Reproduce the listing verbatim.

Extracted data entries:
====

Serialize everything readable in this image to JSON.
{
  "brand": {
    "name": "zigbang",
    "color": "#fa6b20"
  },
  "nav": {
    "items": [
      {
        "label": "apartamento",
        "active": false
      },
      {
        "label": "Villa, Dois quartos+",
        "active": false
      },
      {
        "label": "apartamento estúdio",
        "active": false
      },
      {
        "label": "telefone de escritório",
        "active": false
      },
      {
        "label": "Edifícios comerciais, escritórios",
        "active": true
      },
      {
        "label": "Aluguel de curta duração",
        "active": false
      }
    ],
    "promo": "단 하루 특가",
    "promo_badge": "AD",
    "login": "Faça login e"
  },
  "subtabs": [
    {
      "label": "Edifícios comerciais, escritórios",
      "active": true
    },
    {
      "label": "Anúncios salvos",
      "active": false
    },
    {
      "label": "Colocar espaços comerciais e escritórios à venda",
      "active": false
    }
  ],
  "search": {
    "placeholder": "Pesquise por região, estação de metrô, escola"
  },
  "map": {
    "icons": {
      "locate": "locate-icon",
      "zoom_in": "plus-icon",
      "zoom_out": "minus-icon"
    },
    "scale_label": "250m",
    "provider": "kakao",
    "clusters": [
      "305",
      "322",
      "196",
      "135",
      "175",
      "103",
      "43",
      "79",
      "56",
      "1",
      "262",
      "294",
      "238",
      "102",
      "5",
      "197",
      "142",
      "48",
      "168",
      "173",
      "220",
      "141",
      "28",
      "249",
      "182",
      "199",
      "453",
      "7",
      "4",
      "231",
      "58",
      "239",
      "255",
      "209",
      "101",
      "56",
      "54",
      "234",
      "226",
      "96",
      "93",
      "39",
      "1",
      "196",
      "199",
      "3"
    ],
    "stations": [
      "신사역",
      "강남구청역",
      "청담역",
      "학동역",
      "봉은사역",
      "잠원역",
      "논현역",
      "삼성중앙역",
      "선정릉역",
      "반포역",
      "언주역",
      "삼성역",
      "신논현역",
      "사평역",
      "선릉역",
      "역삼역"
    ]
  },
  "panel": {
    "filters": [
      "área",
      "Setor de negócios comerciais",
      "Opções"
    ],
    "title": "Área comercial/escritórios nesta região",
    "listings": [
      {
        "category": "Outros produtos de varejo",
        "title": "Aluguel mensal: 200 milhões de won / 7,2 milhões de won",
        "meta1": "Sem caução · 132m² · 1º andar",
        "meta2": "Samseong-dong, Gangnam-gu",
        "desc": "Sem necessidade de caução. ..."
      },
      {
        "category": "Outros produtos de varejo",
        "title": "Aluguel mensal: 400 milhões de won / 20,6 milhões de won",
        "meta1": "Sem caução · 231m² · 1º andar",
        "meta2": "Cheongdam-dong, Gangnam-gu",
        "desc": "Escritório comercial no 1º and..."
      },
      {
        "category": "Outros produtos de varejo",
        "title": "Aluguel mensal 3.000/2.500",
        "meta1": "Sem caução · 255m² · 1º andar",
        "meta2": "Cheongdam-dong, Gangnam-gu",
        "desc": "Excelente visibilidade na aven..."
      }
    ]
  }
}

====

• [Response to the task]
Serialize everything readable in this image to JSON.
{
  "brand": {
    "name": "zigbang",
    "color": "#fa6b20"
  },
  "nav": {
    "items": [
      {
        "label": "apartamento",
        "active": false
      },
      {
        "label": "Villa, Dois quartos+",
        "active": false
      },
      {
        "label": "apartamento estúdio",
        "active": false
      },
      {
        "label": "telefone de escritório",
        "active": false
      },
      {
        "label": "Edifícios comerciais, escritórios",
        "active": true
      },
      {
        "label": "Aluguel de curta duração",
        "active": false
      }
    ],
    "promo": "단 하루 특가",
    "promo_badge": "AD",
    "login": "Faça login e"
  },
  "subtabs": [
    {
      "label": "Edifícios comerciais, escritórios",
      "active": true
    },
    {
      "label": "Anúncios salvos",
      "active": false
    },
    {
      "label": "Colocar espaços comerciais e escritórios à venda",
      "active": false
    }
  ],
  "search": {
    "placeholder": "Pesquise por região, estação de metrô, escola"
  },
  "map": {
    "icons": {
      "locate": "locate-icon",
      "zoom_in": "plus-icon",
      "zoom_out": "minus-icon"
    },
    "scale_label": "250m",
    "provider": "kakao",
    "clusters": [
      "305",
      "322",
      "196",
      "135",
      "175",
      "103",
      "43",
      "79",
      "56",
      "1",
      "262",
      "294",
      "238",
      "102",
      "5",
      "197",
      "142",
      "48",
      "168",
      "173",
      "220",
      "141",
      "28",
      "249",
      "182",
      "199",
      "453",
      "7",
      "4",
      "231",
      "58",
      "239",
      "255",
      "209",
      "101",
      "56",
      "54",
      "234",
      "226",
      "96",
      "93",
      "39",
      "1",
      "196",
      "199",
      "3"
    ],
    "stations": [
      "신사역",
      "강남구청역",
      "청담역",
      "학동역",
      "봉은사역",
      "잠원역",
      "논현역",
      "삼성중앙역",
      "선정릉역",
      "반포역",
      "언주역",
      "삼성역",
      "신논현역",
      "사평역",
      "선릉역",
      "역삼역"
    ]
  },
  "panel": {
    "filters": [
      "área",
      "Setor de negócios comerciais",
      "Opções"
    ],
    "title": "Área comercial/escritórios nesta região",
    "listings": [
      {
        "category": "Outros produtos de varejo",
        "title": "Aluguel mensal: 200 milhões de won / 7,2 milhões de won",
        "meta1": "Sem caução · 132m² · 1º andar",
        "meta2": "Samseong-dong, Gangnam-gu",
        "desc": "Sem necessidade de caução. ..."
      },
      {
        "category": "Outros produtos de varejo",
        "title": "Aluguel mensal: 400 milhões de won / 20,6 milhões de won",
        "meta1": "Sem caução · 231m² · 1º andar",
        "meta2": "Cheongdam-dong, Gangnam-gu",
        "desc": "Escritório comercial no 1º and..."
      },
      {
        "category": "Outros produtos de varejo",
        "title": "Aluguel mensal 3.000/2.500",
        "meta1": "Sem caução · 255m² · 1º andar",
        "meta2": "Cheongdam-dong, Gangnam-gu",
        "desc": "Excelente visibilidade na aven..."
      }
    ]
  }
}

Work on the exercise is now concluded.